§ Exercise prompt: Would you reproduce the breast cancer immunotherapy passage word for word, from "Several larger trials" to "after 36 months."?

-- Reading text follows --

Several larger trials are now testing neoadjuvant immunotherapy in women with aggressive breast cancers. The phase III KEYNOTE-522 trial (NCT03036488) is randomizing 1174 women with operable TNBC to 24 weeks of either chemotherapy and pembrolizumab or chemotherapy and placebo before definitive surgery and maintenance therapy with either pembrolizumab or placebo.

A phase II study (NCT03546686) is comparing the addition of nivolumab (Opdivo) plus ipilimumab (Yervoy) to cryoablation as preoperative therapy versus standard-of-care definitive surgery in patients with TNBC who have undergone neoadjuvant taxane-based chemotherapy and then surgery. Women in the experimental arm will also receive nivolumab after surgery. The trial, which is seeking to recruit 150 patients, has a primary endpoint of event-free survival after 36 months.

As clinical trial data continue to mature, investigators will get a sharper picture of the toxicities that may occur with checkpoint inhibition in breast cancer. Overall, the AEs most associated with immune checkpoint inhibitor therapy include colitis, pneumonitis, dermatologic AEs, and endocrine dysfunction.5

Breast Cancer Biology

"We are getting data from these trials, and from normal clinical practice, that emphasize the need for constant vigilance. They can create a very wide range of immune toxicities that can arise at nearly any time and quickly become life threatening," Rugo said. "I have been using these agents for years now, and I’m still seeing reactions that I’ve never seen before. I have a patient who received 1 dose of pembrolizumab and developed a full-body rash that has required 9 weeks of steroids and suspended treatment."Although immune checkpoint inhibition has been approved for about 15 tumor types, breast cancer initially was not considered immunogenic enough to respond to such treatments. “Unlike many solid tumors, breast cancer has not typically been responsive to modulation of the immune system,” Mittendorf and Rugo wrote in a joint MBCC abstract.

-- Reading text concluded --
-- Information supplied follows --

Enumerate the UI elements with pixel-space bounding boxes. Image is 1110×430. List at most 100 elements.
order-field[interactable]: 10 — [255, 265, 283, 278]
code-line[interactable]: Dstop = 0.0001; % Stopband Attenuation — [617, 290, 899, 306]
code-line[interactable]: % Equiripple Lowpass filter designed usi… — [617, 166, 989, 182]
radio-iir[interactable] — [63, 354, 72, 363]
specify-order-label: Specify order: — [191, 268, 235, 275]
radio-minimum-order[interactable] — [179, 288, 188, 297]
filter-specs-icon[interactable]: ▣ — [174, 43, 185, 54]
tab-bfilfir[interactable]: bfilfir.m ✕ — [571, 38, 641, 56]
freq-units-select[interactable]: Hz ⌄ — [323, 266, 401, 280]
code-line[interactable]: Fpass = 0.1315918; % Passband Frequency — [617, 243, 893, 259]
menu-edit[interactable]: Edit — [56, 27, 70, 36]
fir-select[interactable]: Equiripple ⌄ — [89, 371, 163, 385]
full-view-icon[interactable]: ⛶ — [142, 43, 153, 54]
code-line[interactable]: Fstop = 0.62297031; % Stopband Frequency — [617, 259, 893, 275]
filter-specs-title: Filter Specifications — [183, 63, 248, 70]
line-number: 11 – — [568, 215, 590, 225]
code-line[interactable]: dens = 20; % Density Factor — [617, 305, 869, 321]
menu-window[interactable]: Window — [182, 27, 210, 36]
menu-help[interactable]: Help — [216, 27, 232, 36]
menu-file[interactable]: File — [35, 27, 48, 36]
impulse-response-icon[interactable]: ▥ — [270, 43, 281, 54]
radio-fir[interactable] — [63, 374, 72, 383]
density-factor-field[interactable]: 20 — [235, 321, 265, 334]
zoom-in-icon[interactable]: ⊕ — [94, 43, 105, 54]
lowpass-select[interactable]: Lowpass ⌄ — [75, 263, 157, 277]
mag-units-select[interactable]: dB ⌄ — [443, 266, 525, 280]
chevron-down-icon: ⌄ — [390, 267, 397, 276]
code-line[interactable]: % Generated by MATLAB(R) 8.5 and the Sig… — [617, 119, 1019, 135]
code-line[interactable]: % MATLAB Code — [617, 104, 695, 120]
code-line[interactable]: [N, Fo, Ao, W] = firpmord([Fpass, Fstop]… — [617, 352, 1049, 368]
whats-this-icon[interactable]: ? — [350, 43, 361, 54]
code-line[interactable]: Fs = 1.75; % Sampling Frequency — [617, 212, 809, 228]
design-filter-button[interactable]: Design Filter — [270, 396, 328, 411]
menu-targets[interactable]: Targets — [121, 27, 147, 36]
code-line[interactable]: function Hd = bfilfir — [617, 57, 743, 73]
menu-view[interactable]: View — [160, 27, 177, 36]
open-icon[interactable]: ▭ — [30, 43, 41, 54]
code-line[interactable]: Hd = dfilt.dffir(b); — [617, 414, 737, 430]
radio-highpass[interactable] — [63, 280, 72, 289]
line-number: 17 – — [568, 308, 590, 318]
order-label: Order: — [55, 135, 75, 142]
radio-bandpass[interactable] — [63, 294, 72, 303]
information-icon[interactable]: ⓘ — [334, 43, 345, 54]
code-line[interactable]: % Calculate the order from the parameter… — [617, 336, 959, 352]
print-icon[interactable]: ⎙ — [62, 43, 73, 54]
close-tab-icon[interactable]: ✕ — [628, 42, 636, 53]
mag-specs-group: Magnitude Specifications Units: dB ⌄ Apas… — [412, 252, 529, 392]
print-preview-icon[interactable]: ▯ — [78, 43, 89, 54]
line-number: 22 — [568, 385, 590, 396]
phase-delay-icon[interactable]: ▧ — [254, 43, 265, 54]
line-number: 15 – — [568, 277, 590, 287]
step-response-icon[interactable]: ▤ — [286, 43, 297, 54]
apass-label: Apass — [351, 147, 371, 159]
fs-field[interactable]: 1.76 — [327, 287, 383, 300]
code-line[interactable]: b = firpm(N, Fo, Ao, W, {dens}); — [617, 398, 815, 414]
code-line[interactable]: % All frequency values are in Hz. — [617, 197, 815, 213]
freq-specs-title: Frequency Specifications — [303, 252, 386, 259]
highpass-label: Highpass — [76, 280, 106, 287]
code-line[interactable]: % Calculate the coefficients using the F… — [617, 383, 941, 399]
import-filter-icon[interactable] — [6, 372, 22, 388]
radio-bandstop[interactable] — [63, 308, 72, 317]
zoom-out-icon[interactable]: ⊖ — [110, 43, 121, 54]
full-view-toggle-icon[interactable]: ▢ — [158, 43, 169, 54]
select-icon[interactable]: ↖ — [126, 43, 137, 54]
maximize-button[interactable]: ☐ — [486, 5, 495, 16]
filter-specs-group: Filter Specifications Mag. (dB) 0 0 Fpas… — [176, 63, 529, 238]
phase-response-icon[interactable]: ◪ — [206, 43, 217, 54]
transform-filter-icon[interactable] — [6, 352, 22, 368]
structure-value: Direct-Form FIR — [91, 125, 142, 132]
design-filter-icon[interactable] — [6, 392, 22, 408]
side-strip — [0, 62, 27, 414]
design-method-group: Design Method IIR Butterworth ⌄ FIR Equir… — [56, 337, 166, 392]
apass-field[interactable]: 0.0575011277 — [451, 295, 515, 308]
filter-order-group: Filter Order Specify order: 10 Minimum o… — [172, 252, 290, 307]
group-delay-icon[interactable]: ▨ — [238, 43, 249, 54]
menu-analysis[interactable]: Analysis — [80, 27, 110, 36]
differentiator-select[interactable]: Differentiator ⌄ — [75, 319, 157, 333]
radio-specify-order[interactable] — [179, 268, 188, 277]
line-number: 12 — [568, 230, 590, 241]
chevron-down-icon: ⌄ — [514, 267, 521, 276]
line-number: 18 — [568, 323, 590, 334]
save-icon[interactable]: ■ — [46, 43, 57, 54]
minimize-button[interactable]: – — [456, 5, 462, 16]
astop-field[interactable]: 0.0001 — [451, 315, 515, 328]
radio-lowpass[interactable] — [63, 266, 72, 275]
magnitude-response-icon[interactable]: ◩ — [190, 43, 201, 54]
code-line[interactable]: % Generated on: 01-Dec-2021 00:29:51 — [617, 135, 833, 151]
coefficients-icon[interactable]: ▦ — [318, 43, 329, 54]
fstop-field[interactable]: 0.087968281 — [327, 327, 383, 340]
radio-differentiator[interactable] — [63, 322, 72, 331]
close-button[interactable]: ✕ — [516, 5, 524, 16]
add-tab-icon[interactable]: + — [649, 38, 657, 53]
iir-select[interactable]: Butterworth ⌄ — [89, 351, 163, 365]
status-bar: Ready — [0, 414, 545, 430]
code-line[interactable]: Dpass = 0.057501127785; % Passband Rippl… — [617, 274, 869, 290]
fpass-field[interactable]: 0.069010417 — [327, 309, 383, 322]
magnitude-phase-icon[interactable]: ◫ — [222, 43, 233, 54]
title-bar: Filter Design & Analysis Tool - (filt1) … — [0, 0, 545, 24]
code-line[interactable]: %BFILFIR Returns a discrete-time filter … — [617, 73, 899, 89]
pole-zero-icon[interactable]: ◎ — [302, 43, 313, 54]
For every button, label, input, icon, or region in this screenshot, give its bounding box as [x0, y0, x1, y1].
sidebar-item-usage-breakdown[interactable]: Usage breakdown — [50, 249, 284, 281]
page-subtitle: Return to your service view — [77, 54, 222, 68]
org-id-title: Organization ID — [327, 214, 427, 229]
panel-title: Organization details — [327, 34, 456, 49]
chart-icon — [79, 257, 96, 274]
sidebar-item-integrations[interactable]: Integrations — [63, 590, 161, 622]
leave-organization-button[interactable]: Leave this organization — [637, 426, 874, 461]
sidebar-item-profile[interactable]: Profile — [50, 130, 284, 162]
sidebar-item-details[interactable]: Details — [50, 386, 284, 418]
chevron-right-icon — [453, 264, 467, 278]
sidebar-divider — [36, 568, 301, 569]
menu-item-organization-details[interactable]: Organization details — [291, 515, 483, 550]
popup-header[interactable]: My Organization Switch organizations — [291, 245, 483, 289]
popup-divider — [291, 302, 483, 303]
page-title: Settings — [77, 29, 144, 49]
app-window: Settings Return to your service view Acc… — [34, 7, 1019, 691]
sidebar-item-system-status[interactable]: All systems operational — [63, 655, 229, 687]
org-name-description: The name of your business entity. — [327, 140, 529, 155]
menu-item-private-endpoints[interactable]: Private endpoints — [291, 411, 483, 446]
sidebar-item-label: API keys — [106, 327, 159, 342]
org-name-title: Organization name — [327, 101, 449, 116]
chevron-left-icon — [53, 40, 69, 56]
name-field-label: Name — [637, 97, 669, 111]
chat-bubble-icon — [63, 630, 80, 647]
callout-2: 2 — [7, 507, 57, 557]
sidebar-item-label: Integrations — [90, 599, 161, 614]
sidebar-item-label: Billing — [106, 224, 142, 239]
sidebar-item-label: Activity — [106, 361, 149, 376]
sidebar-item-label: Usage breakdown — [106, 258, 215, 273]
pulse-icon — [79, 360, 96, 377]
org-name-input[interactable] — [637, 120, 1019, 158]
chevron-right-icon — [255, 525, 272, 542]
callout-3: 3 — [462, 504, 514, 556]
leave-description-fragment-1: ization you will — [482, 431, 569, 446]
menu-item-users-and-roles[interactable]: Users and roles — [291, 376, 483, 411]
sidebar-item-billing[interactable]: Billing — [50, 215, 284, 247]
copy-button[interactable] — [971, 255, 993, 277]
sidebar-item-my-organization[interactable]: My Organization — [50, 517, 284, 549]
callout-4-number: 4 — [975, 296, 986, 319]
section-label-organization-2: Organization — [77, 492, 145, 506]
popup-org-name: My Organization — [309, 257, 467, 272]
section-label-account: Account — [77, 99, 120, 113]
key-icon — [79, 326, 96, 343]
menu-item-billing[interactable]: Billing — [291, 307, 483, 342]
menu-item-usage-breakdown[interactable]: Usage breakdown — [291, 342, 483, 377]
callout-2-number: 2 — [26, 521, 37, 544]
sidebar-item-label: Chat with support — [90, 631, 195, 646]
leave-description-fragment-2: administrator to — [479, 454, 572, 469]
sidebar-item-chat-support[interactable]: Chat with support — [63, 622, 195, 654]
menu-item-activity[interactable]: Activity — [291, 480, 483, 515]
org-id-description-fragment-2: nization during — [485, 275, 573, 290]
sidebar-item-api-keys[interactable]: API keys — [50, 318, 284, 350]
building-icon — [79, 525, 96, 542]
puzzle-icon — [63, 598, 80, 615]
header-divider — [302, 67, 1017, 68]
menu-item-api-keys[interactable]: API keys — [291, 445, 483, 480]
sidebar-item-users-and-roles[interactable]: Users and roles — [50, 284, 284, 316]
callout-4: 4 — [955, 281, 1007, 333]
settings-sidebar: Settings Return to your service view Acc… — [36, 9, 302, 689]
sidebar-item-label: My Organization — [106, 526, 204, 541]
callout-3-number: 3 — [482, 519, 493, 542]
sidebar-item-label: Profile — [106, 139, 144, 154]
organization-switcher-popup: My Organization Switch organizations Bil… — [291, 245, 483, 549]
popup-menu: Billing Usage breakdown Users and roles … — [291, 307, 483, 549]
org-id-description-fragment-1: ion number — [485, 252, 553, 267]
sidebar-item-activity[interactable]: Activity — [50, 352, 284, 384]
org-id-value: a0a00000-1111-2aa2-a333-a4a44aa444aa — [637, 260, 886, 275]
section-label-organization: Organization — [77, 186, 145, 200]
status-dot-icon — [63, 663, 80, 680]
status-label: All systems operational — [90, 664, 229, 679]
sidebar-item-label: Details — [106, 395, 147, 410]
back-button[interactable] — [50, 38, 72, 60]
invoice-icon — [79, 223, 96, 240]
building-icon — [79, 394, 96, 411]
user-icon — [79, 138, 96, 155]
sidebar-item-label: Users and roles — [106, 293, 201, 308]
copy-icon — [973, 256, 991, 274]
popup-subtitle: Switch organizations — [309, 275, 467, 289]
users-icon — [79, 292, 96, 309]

-- Information supplied concluded --

§ Task result:
Several larger trials are now testing neoadjuvant immunotherapy in women with aggressive breast cancers. The phase III KEYNOTE-522 trial (NCT03036488) is randomizing 1174 women with operable TNBC to 24 weeks of either chemotherapy and pembrolizumab or chemotherapy and placebo before definitive surgery and maintenance therapy with either pembrolizumab or placebo.

A phase II study (NCT03546686) is comparing the addition of nivolumab (Opdivo) plus ipilimumab (Yervoy) to cryoablation as preoperative therapy versus standard-of-care definitive surgery in patients with TNBC who have undergone neoadjuvant taxane-based chemotherapy and then surgery. Women in the experimental arm will also receive nivolumab after surgery. The trial, which is seeking to recruit 150 patients, has a primary endpoint of event-free survival after 36 months.